▸ What to produce:
Your task is to retype each line of the data below exactly.
-- BEGIN Records for this task --
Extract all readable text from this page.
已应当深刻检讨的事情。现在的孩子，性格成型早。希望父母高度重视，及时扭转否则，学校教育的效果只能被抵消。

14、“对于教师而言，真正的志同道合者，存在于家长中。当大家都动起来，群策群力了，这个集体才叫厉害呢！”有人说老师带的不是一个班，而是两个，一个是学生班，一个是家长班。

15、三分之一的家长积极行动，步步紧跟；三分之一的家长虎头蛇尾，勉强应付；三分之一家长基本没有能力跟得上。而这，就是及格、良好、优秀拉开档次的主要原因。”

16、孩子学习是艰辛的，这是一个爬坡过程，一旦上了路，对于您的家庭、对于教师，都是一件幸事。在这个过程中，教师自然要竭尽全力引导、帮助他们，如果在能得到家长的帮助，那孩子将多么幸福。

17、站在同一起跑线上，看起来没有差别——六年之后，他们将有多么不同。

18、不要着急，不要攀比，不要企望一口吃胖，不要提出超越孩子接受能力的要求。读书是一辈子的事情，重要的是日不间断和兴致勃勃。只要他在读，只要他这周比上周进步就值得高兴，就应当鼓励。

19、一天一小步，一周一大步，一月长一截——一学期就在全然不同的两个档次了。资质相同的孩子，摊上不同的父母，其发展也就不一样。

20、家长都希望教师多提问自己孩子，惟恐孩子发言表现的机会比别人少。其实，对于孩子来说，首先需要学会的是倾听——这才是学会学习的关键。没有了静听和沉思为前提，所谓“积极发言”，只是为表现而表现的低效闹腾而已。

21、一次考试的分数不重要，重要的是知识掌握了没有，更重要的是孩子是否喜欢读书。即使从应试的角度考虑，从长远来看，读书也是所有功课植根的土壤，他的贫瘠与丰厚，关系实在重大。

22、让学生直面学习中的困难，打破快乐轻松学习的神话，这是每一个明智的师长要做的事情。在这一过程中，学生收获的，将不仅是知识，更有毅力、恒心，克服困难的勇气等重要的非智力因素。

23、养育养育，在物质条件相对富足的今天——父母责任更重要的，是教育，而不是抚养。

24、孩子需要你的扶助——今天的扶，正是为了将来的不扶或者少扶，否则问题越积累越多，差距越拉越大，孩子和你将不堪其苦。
-- END Records for this task --
▸ Response:
Extract all readable text from this page.
已应当深刻检讨的事情。现在的孩子，性格成型早。希望父母高度重视，及时扭转否则，学校教育的效果只能被抵消。

14、“对于教师而言，真正的志同道合者，存在于家长中。当大家都动起来，群策群力了，这个集体才叫厉害呢！”有人说老师带的不是一个班，而是两个，一个是学生班，一个是家长班。

15、三分之一的家长积极行动，步步紧跟；三分之一的家长虎头蛇尾，勉强应付；三分之一家长基本没有能力跟得上。而这，就是及格、良好、优秀拉开档次的主要原因。”

16、孩子学习是艰辛的，这是一个爬坡过程，一旦上了路，对于您的家庭、对于教师，都是一件幸事。在这个过程中，教师自然要竭尽全力引导、帮助他们，如果在能得到家长的帮助，那孩子将多么幸福。

17、站在同一起跑线上，看起来没有差别——六年之后，他们将有多么不同。

18、不要着急，不要攀比，不要企望一口吃胖，不要提出超越孩子接受能力的要求。读书是一辈子的事情，重要的是日不间断和兴致勃勃。只要他在读，只要他这周比上周进步就值得高兴，就应当鼓励。

19、一天一小步，一周一大步，一月长一截——一学期就在全然不同的两个档次了。资质相同的孩子，摊上不同的父母，其发展也就不一样。

20、家长都希望教师多提问自己孩子，惟恐孩子发言表现的机会比别人少。其实，对于孩子来说，首先需要学会的是倾听——这才是学会学习的关键。没有了静听和沉思为前提，所谓“积极发言”，只是为表现而表现的低效闹腾而已。

21、一次考试的分数不重要，重要的是知识掌握了没有，更重要的是孩子是否喜欢读书。即使从应试的角度考虑，从长远来看，读书也是所有功课植根的土壤，他的贫瘠与丰厚，关系实在重大。

22、让学生直面学习中的困难，打破快乐轻松学习的神话，这是每一个明智的师长要做的事情。在这一过程中，学生收获的，将不仅是知识，更有毅力、恒心，克服困难的勇气等重要的非智力因素。

23、养育养育，在物质条件相对富足的今天——父母责任更重要的，是教育，而不是抚养。

24、孩子需要你的扶助——今天的扶，正是为了将来的不扶或者少扶，否则问题越积累越多，差距越拉越大，孩子和你将不堪其苦。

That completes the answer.